## Your task
Repeat each entry in full, exactly.

## Data shown

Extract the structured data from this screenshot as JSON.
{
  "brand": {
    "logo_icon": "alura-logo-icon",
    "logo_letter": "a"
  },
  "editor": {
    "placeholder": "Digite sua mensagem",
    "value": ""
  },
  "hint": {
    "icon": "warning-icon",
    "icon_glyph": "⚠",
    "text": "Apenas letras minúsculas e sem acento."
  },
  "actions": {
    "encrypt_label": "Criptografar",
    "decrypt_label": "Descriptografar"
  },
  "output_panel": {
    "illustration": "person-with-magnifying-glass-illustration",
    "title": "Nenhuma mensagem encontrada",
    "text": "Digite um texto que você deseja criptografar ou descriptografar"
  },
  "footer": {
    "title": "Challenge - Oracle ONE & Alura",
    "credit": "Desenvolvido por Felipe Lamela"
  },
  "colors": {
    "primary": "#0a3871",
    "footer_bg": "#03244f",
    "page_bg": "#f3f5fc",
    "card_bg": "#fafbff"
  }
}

## The solution
Extract the structured data from this screenshot as JSON.
{
  "brand": {
    "logo_icon": "alura-logo-icon",
    "logo_letter": "a"
  },
  "editor": {
    "placeholder": "Digite sua mensagem",
    "value": ""
  },
  "hint": {
    "icon": "warning-icon",
    "icon_glyph": "⚠",
    "text": "Apenas letras minúsculas e sem acento."
  },
  "actions": {
    "encrypt_label": "Criptografar",
    "decrypt_label": "Descriptografar"
  },
  "output_panel": {
    "illustration": "person-with-magnifying-glass-illustration",
    "title": "Nenhuma mensagem encontrada",
    "text": "Digite um texto que você deseja criptografar ou descriptografar"
  },
  "footer": {
    "title": "Challenge - Oracle ONE & Alura",
    "credit": "Desenvolvido por Felipe Lamela"
  },
  "colors": {
    "primary": "#0a3871",
    "footer_bg": "#03244f",
    "page_bg": "#f3f5fc",
    "card_bg": "#fafbff"
  }
}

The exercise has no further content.